■ SET EXERCISE
Locate the string "share" throughout the material and copy every line in which it occurs.

Stored entries
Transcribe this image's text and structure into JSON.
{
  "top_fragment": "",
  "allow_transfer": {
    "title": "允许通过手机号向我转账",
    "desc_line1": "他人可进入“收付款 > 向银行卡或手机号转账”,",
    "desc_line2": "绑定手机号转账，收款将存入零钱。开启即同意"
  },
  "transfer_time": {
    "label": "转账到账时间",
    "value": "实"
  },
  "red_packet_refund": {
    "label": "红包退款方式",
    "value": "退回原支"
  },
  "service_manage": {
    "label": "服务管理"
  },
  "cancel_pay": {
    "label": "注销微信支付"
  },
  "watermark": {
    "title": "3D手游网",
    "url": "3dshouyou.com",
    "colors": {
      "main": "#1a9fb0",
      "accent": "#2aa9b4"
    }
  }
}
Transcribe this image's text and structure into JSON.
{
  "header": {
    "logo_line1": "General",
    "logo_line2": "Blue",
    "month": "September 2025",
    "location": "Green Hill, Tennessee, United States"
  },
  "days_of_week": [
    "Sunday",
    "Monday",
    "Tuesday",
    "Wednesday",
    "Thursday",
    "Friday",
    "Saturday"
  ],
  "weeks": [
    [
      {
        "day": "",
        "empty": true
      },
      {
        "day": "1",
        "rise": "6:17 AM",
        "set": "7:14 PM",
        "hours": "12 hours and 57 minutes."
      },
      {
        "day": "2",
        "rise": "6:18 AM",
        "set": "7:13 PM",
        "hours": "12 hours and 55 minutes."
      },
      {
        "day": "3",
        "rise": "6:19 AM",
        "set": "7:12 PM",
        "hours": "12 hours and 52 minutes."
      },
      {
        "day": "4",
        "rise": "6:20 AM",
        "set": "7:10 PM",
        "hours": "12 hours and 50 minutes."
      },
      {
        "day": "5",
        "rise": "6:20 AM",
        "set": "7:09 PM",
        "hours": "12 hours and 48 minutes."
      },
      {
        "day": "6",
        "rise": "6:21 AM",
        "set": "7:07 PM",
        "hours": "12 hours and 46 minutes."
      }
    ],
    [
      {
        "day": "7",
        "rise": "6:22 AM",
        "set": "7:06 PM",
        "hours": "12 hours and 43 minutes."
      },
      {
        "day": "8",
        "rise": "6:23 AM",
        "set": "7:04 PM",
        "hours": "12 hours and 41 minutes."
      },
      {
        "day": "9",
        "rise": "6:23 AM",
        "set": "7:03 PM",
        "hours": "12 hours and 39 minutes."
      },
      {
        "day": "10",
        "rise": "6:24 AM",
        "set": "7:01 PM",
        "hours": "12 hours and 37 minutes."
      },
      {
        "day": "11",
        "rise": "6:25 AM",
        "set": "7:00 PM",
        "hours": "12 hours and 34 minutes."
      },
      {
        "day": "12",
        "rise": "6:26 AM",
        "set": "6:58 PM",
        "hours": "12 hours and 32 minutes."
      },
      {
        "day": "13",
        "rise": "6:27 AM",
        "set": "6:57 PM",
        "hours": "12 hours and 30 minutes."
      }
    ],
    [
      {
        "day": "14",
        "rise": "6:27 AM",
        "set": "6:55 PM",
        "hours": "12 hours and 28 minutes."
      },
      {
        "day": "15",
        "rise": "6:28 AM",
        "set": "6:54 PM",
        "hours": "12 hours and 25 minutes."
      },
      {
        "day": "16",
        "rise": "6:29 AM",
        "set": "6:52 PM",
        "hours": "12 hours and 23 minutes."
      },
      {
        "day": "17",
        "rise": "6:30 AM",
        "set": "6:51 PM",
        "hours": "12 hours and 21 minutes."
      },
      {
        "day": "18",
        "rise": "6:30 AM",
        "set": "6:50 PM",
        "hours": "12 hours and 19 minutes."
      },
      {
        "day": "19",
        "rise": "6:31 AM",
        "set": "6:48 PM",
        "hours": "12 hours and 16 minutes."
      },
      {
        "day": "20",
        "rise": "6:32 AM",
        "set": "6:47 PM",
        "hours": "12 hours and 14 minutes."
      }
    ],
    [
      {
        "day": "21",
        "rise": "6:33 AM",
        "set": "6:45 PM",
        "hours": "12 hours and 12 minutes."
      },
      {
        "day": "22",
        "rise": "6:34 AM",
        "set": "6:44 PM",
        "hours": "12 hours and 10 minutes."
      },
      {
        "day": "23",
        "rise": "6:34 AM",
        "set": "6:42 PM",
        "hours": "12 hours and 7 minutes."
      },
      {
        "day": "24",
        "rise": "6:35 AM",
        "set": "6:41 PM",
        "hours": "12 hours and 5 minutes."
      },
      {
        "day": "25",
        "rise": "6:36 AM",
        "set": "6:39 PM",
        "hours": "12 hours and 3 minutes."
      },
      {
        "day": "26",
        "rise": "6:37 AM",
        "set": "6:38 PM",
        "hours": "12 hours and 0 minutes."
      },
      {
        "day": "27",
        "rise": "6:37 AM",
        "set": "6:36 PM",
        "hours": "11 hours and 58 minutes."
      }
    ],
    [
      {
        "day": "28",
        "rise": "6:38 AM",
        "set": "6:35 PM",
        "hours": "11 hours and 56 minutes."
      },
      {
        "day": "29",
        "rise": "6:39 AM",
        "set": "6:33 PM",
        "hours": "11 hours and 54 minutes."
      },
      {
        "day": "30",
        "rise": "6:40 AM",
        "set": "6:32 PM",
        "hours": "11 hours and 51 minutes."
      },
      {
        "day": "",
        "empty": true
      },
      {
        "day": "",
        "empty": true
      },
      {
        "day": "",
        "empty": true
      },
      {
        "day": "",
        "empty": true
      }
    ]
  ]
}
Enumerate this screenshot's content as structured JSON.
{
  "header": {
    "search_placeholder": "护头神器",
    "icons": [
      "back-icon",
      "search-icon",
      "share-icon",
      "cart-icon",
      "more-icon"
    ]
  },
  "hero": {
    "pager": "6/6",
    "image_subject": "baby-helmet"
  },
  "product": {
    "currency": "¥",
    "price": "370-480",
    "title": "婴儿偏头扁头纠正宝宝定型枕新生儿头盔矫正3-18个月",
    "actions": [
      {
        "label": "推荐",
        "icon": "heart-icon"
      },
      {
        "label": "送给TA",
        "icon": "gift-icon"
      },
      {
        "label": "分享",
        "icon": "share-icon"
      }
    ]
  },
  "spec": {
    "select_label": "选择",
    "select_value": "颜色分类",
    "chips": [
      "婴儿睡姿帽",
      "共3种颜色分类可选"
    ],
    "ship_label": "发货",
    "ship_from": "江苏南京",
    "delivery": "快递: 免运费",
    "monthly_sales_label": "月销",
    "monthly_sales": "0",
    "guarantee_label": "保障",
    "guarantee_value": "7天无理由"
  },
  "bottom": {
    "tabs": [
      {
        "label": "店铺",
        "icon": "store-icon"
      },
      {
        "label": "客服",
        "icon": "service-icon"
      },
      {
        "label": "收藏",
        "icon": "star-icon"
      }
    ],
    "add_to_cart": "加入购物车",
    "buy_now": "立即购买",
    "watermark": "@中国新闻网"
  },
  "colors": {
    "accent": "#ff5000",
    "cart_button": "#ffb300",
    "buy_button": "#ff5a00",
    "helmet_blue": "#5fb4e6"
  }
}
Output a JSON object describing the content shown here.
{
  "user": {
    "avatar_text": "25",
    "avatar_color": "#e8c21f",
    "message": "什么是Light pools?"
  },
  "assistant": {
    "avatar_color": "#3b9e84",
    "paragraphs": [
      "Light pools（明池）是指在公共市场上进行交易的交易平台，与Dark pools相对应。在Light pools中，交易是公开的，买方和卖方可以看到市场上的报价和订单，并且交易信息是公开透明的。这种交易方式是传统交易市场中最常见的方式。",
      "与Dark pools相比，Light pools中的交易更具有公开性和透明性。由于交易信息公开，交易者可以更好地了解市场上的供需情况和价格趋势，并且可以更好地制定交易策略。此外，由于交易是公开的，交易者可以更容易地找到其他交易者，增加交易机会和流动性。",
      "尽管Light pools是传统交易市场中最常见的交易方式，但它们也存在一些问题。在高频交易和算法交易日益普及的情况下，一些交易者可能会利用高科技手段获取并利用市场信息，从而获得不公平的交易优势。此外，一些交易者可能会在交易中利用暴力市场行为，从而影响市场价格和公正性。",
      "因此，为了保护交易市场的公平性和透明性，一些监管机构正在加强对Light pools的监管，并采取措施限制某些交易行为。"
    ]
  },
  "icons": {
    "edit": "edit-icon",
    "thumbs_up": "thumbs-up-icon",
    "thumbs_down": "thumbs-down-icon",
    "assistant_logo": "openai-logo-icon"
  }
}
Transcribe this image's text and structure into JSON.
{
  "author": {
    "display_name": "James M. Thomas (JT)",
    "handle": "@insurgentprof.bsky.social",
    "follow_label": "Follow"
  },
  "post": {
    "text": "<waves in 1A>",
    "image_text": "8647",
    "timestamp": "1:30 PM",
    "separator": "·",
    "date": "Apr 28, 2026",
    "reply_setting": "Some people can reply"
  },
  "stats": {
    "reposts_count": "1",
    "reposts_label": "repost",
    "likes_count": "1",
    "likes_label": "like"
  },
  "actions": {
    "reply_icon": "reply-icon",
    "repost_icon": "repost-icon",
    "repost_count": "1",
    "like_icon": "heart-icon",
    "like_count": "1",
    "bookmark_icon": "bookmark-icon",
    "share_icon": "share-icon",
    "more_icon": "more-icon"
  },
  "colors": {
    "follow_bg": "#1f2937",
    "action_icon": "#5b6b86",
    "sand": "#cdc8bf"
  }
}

■ SOLUTION TO THIS EXERCISE
      "share-icon",
        "icon": "share-icon"
    "share_icon": "share-icon",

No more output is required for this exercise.